Exercise directions: Show all lines of the listing that hold the word "亲子阅读".

(Dataset records)
"""

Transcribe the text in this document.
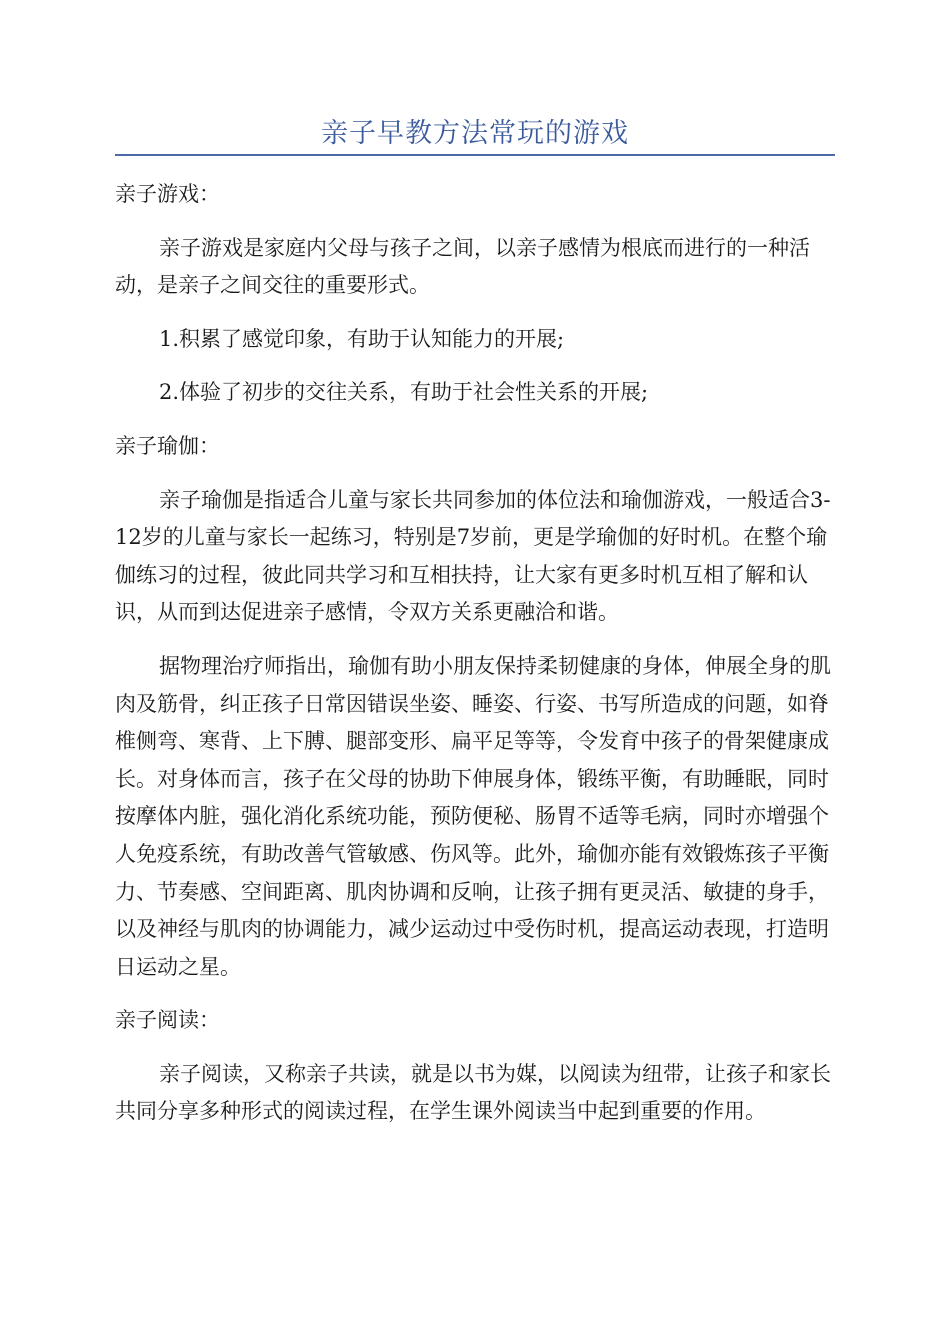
亲子早教方法常玩的游戏

亲子游戏：

亲子游戏是家庭内父母与孩子之间，以亲子感情为根底而进行的一种活动，是亲子之间交往的重要形式。

1.积累了感觉印象，有助于认知能力的开展;

2.体验了初步的交往关系，有助于社会性关系的开展;

亲子瑜伽：

亲子瑜伽是指适合儿童与家长共同参加的体位法和瑜伽游戏，一般适合3-12岁的儿童与家长一起练习，特别是7岁前，更是学瑜伽的好时机。在整个瑜伽练习的过程，彼此同共学习和互相扶持，让大家有更多时机互相了解和认识，从而到达促进亲子感情，令双方关系更融洽和谐。

据物理治疗师指出，瑜伽有助小朋友保持柔韧健康的身体，伸展全身的肌肉及筋骨，纠正孩子日常因错误坐姿、睡姿、行姿、书写所造成的问题，如脊椎侧弯、寒背、上下膊、腿部变形、扁平足等等，令发育中孩子的骨架健康成长。对身体而言，孩子在父母的协助下伸展身体，锻练平衡，有助睡眠，同时按摩体内脏，强化消化系统功能，预防便秘、肠胃不适等毛病，同时亦增强个人免疫系统，有助改善气管敏感、伤风等。此外，瑜伽亦能有效锻炼孩子平衡力、节奏感、空间距离、肌肉协调和反响，让孩子拥有更灵活、敏捷的身手，以及神经与肌肉的协调能力，减少运动过中受伤时机，提高运动表现，打造明日运动之星。

亲子阅读：

亲子阅读，又称亲子共读，就是以书为媒，以阅读为纽带，让孩子和家长共同分享多种形式的阅读过程，在学生课外阅读当中起到重要的作用。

"""

The completed task:
亲子阅读：
亲子阅读，又称亲子共读，就是以书为媒，以阅读为纽带，让孩子和家长共同分享多种形式的阅读过程，在学生课外阅读当中起到重要的作用。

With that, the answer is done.